Data extracted from a collection:
== == ==

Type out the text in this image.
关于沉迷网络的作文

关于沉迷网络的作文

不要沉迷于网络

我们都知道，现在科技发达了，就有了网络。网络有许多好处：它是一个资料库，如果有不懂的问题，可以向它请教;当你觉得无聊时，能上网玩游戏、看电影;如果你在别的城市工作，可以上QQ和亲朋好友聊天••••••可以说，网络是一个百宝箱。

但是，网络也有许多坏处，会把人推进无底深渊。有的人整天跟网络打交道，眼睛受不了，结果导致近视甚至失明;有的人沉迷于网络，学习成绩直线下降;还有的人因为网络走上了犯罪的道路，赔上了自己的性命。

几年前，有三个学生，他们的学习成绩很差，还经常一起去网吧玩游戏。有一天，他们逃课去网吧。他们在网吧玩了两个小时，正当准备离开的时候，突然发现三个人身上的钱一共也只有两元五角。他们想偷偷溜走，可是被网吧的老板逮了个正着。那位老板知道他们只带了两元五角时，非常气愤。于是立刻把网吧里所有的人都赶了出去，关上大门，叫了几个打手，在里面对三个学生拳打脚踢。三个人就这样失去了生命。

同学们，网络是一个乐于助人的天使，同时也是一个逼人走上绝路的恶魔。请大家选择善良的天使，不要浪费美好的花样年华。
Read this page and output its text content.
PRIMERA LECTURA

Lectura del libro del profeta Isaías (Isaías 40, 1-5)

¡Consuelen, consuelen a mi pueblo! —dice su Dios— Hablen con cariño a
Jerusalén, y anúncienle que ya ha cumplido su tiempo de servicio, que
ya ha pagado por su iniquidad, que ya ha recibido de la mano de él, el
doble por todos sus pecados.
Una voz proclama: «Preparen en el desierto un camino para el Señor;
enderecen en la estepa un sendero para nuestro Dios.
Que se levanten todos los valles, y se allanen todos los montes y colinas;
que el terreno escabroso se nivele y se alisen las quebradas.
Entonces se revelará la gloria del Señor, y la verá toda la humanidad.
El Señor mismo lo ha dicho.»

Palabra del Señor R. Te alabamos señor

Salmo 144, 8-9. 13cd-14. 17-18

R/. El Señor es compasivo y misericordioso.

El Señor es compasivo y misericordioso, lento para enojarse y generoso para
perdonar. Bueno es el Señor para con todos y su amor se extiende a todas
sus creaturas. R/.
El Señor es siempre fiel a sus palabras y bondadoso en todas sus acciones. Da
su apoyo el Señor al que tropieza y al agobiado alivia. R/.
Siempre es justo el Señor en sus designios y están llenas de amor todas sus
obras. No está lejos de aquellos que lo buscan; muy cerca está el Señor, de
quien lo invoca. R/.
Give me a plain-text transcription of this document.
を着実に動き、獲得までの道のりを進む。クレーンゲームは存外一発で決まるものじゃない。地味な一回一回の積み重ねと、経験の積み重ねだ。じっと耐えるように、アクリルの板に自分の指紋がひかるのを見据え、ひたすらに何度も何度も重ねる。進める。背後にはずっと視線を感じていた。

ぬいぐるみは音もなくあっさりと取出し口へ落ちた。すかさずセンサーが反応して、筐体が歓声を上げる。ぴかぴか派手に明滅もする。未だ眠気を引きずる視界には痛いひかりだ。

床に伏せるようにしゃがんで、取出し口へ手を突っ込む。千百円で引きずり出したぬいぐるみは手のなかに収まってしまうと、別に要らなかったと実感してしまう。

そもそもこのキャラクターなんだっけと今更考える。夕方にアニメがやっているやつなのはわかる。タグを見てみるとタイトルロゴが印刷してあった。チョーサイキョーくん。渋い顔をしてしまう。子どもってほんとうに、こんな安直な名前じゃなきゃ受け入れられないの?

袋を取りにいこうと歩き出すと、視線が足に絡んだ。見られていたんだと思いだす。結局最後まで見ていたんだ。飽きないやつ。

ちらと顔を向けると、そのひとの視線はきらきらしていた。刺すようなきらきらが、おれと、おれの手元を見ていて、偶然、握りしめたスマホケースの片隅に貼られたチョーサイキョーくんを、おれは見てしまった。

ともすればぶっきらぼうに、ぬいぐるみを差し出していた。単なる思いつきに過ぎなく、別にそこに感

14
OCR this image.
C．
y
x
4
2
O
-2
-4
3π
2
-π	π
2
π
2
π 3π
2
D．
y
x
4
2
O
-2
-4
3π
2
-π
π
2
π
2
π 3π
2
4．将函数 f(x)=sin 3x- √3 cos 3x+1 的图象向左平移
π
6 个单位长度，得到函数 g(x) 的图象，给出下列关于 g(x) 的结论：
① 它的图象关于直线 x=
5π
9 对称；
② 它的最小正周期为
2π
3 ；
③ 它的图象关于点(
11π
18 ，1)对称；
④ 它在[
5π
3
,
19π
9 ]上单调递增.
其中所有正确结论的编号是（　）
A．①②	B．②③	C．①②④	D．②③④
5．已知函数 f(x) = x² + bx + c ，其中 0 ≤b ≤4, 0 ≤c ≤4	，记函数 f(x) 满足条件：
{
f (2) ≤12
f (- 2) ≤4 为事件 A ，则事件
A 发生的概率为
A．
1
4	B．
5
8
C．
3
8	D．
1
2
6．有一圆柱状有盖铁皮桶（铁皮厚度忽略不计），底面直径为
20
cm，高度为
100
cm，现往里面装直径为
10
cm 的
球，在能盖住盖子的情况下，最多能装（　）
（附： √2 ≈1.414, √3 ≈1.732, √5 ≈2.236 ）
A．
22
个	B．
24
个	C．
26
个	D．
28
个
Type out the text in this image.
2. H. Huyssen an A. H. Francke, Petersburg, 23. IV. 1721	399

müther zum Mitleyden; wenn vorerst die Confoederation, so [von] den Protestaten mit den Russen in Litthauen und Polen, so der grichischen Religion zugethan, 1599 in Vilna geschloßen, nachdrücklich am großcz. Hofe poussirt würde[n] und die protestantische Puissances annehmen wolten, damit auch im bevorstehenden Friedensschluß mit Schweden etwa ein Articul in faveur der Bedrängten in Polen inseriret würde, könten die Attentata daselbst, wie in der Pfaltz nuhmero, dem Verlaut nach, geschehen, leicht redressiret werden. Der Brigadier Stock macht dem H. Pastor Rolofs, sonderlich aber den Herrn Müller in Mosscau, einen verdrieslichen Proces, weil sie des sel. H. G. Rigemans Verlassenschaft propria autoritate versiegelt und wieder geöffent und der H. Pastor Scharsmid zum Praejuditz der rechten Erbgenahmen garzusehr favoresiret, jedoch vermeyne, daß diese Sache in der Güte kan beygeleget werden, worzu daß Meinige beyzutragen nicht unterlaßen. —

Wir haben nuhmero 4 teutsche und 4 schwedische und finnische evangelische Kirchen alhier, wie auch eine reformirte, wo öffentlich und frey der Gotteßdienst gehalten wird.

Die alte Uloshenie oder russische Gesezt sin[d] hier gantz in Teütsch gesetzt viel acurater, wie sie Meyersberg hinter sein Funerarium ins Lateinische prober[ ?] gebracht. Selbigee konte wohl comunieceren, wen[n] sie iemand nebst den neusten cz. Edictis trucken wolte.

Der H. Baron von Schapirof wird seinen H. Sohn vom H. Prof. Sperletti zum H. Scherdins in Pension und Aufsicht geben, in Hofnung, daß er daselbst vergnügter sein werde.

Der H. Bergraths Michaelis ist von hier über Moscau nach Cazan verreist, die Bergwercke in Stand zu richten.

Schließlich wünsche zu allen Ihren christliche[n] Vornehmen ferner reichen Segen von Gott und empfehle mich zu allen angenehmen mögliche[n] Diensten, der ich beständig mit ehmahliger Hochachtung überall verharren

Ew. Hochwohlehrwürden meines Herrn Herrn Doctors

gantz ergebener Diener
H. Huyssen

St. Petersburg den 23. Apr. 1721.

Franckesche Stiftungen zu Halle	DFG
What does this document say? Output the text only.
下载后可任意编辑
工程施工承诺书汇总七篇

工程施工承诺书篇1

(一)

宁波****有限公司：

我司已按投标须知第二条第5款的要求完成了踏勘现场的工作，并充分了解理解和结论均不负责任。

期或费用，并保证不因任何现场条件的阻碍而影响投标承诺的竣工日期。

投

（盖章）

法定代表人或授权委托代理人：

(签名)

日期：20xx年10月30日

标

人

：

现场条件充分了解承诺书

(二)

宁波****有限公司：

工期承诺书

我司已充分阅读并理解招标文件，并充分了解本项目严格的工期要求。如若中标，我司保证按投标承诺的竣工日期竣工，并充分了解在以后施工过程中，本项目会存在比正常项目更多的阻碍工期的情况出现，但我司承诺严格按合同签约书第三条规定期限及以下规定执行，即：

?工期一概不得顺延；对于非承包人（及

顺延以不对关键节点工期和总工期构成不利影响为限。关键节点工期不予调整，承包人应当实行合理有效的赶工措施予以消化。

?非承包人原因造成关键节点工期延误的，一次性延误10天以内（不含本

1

== == ==

**Stated task**.
Write out the lines above, starting at the line that contains "What does this" and ending with the final line, and nothing else; copy them exactly.

**Full response**.
What does this document say? Output the text only.
下载后可任意编辑
工程施工承诺书汇总七篇

工程施工承诺书篇1

(一)

宁波****有限公司：

我司已按投标须知第二条第5款的要求完成了踏勘现场的工作，并充分了解理解和结论均不负责任。

期或费用，并保证不因任何现场条件的阻碍而影响投标承诺的竣工日期。

投

（盖章）

法定代表人或授权委托代理人：

(签名)

日期：20xx年10月30日

标

人

：

现场条件充分了解承诺书

(二)

宁波****有限公司：

工期承诺书

我司已充分阅读并理解招标文件，并充分了解本项目严格的工期要求。如若中标，我司保证按投标承诺的竣工日期竣工，并充分了解在以后施工过程中，本项目会存在比正常项目更多的阻碍工期的情况出现，但我司承诺严格按合同签约书第三条规定期限及以下规定执行，即：

?工期一概不得顺延；对于非承包人（及

顺延以不对关键节点工期和总工期构成不利影响为限。关键节点工期不予调整，承包人应当实行合理有效的赶工措施予以消化。

?非承包人原因造成关键节点工期延误的，一次性延误10天以内（不含本

1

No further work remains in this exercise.